- Texte étudié -
┄┄┄┄┄┄┄┄┄┄
La visée de la psychanalyse est de faire accéder qui le souhaite à la connaissance de ces contraintes et de ces nécessités, en découvrant à la faveur de la cure comment son désir est lié au désir de l’autre, notamment parental, par qui il est venu à la parole et aux tout premiers échanges. Freud a montré, ce que confirme facilement l’observation des tout-petits, que la sexualité avait toute sa place dans ces premiers échanges.
La méthode de la psychanalyse consiste à donner à qui le souhaite la possibilité de parler, et cela non pas une fois, mais de façon répétable, suffisamment pour que se découvrent au sujet, au cours de la cure, les figures de cet autre auquel son désir est lié depuis l’enfance, et dont bien souvent il recherche à ce titre l’amour.
Très tôt, la psychanalyse a découvert que la relation de parole qu’elle rend possible provoque le phénomène nommé par Freud le transfert, par quoi la personne de l’analyste se trouve régulièrement devenir le symbole et l’image effectifs de ces premières relations de désir, d’amour, voire d’emprise.
Le but de l’analyse est de s’appuyer sur le transfert pour permettre au patient d’en identifier les causes, et dénouer par là les contraintes et les nécessités où est pris son désir.
┄┄┄┄┄┄┄┄┄┄
(Données d'analyse structurée des pages)
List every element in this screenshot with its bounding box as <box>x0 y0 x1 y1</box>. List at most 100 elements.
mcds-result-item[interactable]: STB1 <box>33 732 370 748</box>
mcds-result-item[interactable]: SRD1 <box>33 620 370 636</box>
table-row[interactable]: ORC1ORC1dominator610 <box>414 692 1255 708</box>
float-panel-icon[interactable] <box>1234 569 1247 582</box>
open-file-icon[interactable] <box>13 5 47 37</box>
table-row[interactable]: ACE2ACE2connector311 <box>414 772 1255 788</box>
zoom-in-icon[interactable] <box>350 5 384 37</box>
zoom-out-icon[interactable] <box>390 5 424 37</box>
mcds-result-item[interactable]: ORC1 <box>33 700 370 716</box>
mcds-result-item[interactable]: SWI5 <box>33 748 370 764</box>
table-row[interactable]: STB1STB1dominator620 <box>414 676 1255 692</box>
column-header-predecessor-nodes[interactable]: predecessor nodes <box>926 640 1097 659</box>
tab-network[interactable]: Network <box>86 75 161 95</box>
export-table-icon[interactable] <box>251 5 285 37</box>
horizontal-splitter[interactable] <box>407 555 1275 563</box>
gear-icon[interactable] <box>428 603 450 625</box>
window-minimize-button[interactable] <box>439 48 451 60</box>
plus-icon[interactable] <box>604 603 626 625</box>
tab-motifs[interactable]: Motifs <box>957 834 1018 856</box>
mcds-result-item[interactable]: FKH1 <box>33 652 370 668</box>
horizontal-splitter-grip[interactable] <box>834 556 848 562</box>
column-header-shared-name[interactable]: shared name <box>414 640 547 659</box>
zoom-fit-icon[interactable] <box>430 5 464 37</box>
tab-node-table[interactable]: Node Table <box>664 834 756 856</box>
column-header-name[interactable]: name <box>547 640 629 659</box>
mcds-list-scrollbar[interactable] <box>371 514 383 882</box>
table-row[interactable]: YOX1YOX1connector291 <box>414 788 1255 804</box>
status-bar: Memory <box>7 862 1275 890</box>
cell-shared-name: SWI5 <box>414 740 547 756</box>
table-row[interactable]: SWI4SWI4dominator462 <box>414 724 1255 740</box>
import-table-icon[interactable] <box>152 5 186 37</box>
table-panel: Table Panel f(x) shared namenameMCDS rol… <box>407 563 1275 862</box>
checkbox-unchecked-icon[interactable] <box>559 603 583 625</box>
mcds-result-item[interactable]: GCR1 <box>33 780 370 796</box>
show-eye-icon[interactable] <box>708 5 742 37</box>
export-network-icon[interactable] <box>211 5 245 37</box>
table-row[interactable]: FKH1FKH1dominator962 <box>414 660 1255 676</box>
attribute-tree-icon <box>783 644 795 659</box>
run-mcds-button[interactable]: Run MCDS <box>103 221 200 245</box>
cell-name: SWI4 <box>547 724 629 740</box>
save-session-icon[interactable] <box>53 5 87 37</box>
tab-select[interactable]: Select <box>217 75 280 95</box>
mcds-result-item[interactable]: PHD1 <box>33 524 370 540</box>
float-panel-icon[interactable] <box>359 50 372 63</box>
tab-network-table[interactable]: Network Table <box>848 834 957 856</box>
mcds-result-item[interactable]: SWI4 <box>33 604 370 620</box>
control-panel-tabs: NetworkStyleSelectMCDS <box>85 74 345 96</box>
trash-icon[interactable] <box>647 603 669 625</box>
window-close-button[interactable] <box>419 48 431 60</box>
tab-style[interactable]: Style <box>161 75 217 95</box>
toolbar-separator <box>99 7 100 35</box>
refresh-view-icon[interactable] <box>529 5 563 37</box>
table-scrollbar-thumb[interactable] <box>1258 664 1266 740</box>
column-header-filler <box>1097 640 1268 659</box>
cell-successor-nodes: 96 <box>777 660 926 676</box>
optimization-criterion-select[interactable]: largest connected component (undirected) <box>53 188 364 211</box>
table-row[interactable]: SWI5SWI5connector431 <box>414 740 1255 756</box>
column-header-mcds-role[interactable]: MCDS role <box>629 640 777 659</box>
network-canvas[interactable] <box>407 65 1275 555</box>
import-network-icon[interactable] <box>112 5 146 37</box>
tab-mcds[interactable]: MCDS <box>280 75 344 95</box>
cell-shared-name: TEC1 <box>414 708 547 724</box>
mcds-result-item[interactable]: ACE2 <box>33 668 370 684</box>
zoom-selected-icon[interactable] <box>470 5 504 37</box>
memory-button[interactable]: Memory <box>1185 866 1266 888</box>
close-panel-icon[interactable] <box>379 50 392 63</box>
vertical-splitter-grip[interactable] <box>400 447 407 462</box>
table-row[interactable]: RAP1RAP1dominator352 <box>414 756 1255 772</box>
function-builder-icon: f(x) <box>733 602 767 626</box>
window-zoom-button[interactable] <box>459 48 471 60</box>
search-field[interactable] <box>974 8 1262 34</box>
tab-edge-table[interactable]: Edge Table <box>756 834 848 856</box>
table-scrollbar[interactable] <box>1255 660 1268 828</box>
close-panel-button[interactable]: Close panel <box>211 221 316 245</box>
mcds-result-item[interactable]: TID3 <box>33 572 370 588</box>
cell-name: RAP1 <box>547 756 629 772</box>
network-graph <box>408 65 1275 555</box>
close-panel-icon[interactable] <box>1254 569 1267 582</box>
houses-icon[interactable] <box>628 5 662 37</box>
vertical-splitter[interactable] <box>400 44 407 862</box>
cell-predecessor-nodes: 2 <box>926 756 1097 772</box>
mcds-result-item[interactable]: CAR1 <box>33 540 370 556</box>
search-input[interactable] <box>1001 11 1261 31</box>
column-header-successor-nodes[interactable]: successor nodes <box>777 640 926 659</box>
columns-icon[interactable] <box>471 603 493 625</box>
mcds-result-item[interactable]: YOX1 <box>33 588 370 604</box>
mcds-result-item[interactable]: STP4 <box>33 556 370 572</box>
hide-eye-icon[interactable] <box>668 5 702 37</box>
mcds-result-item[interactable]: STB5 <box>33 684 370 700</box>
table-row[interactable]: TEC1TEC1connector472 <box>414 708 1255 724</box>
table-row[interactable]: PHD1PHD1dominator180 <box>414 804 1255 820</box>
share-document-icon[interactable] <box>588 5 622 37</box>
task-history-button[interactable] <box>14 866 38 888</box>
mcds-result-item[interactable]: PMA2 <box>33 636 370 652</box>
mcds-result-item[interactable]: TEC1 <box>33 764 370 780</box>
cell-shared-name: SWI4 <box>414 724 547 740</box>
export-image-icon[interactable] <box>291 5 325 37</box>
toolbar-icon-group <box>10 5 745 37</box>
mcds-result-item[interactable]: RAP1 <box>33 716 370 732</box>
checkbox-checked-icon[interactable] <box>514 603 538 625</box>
┄┄┄┄┄┄┄┄┄┄
- Vos tâches -
1. Dans le texte sur la psychanalyse, quel nom Freud a-t-il donné au phénomène provoqué par la relation de parole ?
2. Reprenez le texte sur la psychanalyse après sa dernière phrase et poursuivez-le.

- Corrigé -
1. Le transfert.

2.
Mais l’on comprend que le transfert, par l’amour qu’il suscite, puisse évoquer aussi la figure du désir, sexuel aussi bien, et placer l’analyste et le patient, quoique de manière différente, devant l’évidence d’une actualité effective de ce désir.
C’est pourquoi Freud a pu énoncer la règle dite d’abstinence : à savoir que l’analyse ne peut se réaliser qu’à la condition que l’analyste ne se rende pas à l’amour ou au désir appelés par son patient dans le cours de la cure. Qu’il le fasse rend caduque la relation psychanalytique, et conduit l’analyste et le patient à assumer dès lors comme ils le peuvent et de manière singulière l’un et l’autre leur rapport à ce désir en acte.
Ce bref rappel des conditions de la cure psychanalytique souhaite seulement :
– relever le fait du transfert, et l’ambiguïté inévitable de sa relation au désir ;
– rappeler la responsabilité du psychanalyste à cet égard, en tant qu’il veille aux conditions de la conduite de la cure.
Ces conditions ne sont pas intangibles pour autant.
Leur interruption éventuelle fait passer à autre chose, et engage autrementet d’une façon chaque fois singulière la responsabilité et le désir de l’analyste et de l’analysant.
Ce sont ces questions, et les situations qu’elles peuvent entraîner et dont il aurait à connaître, que ce cartel de veille sur les pratiques se propose de mettre au travail, dans le respect des principes éthiques de la psychanalyse, et l’attention portée à chaque situation singulière qui pourrait lui être soumise.